■ **GIVEN PROBLEM**
Output, word for word, every line from the line with "Give me the" through the final line of the data below.

■ **Records contained in a dataset**

───

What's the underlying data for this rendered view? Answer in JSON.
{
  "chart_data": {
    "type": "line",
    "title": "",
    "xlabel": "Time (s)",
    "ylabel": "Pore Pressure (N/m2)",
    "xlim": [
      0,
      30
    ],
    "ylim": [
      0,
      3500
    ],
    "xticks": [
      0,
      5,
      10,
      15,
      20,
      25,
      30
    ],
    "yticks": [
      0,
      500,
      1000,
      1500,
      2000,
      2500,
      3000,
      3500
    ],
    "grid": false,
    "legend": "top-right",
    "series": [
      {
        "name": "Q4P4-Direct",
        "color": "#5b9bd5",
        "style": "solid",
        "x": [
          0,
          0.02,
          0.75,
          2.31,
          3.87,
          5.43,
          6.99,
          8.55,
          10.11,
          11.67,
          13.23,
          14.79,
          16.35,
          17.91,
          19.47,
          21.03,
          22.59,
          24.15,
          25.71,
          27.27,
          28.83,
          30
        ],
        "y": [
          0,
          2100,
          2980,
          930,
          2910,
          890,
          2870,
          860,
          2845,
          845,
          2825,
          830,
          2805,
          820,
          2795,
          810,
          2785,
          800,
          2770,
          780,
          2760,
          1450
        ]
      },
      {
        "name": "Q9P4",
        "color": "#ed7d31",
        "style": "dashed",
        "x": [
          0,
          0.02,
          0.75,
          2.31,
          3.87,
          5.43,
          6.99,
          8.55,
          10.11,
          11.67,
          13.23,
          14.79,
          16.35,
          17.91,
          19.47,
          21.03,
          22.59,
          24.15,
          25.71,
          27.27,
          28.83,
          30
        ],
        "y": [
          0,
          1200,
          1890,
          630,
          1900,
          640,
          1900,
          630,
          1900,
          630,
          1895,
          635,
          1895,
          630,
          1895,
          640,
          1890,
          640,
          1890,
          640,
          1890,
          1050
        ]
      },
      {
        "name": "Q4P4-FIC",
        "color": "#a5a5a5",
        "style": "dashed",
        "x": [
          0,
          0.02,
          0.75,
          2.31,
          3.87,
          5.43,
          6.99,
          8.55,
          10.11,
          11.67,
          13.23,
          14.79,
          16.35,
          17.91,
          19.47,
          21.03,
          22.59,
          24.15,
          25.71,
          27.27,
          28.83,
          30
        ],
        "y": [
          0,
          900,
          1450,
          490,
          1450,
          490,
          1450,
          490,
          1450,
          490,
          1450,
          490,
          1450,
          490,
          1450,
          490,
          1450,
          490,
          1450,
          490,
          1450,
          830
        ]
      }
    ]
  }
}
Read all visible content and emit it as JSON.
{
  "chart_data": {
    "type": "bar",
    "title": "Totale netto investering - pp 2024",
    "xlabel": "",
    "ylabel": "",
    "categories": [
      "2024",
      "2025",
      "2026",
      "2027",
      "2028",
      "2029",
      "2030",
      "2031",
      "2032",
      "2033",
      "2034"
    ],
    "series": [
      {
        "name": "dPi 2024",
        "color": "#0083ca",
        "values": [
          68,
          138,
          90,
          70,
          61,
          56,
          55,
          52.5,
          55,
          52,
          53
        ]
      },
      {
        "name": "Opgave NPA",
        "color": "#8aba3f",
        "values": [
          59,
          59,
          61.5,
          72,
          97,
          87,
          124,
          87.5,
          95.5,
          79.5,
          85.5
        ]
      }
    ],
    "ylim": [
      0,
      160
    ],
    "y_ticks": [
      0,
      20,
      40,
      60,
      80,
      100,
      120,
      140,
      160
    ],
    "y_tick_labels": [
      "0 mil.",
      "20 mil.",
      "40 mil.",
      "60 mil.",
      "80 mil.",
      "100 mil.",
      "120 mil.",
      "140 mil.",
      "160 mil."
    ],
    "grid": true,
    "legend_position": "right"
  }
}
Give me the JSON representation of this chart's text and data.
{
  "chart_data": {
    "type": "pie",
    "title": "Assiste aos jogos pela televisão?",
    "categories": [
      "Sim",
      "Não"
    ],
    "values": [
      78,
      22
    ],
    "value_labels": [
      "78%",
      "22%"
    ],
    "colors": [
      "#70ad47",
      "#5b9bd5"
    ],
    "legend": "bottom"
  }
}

───

■ **RIGHT ANSWER**
Give me the JSON representation of this chart's text and data.
{
  "chart_data": {
    "type": "pie",
    "title": "Assiste aos jogos pela televisão?",
    "categories": [
      "Sim",
      "Não"
    ],
    "values": [
      78,
      22
    ],
    "value_labels": [
      "78%",
      "22%"
    ],
    "colors": [
      "#70ad47",
      "#5b9bd5"
    ],
    "legend": "bottom"
  }
}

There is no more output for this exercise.